── Given data ──

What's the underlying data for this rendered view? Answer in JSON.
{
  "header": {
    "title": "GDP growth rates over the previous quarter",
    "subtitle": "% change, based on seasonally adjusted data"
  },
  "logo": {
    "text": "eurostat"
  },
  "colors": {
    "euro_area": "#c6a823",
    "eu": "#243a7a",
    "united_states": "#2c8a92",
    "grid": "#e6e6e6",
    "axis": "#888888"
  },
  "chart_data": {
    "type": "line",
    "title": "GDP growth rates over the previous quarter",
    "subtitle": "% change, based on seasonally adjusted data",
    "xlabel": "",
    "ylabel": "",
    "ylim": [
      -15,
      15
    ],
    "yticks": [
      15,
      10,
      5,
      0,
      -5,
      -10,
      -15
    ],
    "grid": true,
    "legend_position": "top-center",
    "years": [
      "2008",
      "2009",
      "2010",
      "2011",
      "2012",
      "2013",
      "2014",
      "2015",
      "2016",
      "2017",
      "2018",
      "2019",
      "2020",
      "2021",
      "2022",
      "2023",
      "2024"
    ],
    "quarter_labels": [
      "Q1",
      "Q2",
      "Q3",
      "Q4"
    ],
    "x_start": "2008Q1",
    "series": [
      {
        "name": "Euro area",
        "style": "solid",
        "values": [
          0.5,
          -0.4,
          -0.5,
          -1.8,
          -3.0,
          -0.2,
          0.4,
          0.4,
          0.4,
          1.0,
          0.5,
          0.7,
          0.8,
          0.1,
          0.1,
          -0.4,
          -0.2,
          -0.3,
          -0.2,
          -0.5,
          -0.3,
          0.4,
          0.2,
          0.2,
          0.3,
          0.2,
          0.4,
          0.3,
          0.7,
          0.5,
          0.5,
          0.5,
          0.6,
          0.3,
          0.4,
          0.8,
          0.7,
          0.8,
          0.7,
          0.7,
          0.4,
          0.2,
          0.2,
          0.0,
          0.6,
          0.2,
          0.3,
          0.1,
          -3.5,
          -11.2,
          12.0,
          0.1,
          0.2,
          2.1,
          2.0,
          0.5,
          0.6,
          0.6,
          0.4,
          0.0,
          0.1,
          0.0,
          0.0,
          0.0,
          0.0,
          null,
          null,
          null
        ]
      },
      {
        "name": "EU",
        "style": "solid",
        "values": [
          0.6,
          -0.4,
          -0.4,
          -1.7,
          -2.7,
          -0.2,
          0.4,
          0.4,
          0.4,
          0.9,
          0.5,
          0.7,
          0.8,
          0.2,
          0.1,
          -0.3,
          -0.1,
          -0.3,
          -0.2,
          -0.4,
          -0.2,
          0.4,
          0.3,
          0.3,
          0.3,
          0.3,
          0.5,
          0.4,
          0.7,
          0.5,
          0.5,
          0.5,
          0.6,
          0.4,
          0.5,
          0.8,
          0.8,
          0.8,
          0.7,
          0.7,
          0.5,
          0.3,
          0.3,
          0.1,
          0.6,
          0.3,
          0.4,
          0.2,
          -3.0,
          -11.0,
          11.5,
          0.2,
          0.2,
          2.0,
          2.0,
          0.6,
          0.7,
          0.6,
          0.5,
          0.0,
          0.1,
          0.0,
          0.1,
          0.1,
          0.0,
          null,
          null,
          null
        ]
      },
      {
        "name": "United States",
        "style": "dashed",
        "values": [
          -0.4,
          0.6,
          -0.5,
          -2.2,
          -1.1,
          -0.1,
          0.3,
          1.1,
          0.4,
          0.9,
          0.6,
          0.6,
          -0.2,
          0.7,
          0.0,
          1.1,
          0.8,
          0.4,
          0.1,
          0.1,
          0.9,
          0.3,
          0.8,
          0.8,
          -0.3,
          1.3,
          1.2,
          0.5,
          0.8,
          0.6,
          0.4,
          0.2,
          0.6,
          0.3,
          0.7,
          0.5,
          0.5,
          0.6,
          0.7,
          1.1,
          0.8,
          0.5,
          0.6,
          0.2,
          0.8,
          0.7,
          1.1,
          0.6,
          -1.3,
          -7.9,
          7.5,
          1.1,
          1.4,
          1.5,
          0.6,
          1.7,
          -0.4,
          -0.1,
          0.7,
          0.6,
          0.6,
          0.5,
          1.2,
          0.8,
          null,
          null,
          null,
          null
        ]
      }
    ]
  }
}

───
── Given data ──

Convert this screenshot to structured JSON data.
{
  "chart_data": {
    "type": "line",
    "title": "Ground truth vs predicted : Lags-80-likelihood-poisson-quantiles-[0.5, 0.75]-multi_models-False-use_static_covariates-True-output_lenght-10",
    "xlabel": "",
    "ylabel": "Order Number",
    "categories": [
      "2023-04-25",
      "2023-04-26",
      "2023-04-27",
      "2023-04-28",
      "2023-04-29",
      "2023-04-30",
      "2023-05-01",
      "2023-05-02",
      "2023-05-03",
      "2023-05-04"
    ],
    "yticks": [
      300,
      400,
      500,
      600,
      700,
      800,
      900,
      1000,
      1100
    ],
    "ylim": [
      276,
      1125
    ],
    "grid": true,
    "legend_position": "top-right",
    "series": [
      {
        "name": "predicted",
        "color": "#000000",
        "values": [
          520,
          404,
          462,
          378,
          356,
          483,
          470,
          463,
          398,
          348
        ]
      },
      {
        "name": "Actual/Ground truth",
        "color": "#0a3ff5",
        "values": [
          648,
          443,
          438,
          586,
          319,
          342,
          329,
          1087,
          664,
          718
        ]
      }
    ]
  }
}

───

Identify each line in the records above that contains the word "adjusted", and copy it out in full.

    "subtitle": "% change, based on seasonally adjusted data"
    "subtitle": "% change, based on seasonally adjusted data",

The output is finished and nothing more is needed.